*Your task*
Select all lines with the string "pumped" in them, and copy those lines.

(Records from a collection of figures)
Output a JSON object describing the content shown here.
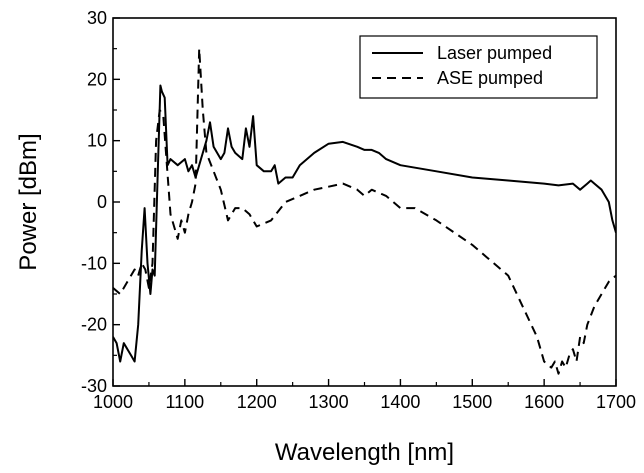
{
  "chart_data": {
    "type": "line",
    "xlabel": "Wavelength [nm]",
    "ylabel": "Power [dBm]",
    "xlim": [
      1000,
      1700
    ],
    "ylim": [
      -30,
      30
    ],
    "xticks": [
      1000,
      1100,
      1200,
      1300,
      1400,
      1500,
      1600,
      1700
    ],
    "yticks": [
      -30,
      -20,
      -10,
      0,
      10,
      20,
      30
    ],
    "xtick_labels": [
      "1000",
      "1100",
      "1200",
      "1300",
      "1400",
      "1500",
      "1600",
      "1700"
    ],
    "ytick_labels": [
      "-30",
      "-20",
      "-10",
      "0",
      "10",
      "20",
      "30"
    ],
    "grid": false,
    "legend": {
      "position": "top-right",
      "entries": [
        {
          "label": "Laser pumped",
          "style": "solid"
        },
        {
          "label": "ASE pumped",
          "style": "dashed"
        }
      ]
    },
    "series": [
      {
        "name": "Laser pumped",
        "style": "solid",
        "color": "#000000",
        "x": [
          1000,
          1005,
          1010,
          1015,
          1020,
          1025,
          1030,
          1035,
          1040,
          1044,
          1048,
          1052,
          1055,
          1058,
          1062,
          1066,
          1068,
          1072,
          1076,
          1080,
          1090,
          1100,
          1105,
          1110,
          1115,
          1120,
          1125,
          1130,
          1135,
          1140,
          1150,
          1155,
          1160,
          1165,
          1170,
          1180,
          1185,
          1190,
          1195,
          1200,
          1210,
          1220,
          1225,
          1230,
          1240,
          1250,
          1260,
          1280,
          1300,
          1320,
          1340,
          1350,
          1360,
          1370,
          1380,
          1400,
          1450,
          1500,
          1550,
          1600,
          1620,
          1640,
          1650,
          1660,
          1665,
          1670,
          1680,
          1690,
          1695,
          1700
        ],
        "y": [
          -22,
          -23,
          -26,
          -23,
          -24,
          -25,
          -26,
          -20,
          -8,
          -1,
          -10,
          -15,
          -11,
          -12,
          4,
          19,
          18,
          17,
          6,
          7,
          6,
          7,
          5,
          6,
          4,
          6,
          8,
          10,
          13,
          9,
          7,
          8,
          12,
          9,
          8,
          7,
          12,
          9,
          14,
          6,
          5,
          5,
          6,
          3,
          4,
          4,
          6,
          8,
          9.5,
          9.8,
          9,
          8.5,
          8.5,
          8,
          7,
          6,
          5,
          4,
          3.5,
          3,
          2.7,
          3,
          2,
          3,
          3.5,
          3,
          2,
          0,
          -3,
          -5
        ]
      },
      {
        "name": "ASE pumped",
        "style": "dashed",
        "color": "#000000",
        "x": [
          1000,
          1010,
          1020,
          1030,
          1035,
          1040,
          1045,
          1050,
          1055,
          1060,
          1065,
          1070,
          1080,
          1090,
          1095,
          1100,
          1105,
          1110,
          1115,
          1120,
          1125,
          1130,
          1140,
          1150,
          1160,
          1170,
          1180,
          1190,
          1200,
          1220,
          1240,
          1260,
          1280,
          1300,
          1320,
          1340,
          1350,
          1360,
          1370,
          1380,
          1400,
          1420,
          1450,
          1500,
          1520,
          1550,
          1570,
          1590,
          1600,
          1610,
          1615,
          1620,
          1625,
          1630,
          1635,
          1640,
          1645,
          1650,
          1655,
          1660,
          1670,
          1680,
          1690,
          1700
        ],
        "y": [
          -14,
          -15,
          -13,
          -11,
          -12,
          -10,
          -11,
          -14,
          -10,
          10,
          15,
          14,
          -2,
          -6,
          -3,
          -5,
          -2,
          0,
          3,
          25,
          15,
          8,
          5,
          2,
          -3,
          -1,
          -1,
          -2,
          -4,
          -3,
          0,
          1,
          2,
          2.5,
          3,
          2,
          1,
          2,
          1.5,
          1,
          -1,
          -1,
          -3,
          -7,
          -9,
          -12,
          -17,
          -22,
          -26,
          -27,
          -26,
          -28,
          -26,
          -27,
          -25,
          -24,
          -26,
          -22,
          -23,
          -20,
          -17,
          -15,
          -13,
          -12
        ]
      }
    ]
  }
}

*Exercise response*
          "label": "Laser pumped",
          "label": "ASE pumped",
        "name": "Laser pumped",
        "name": "ASE pumped",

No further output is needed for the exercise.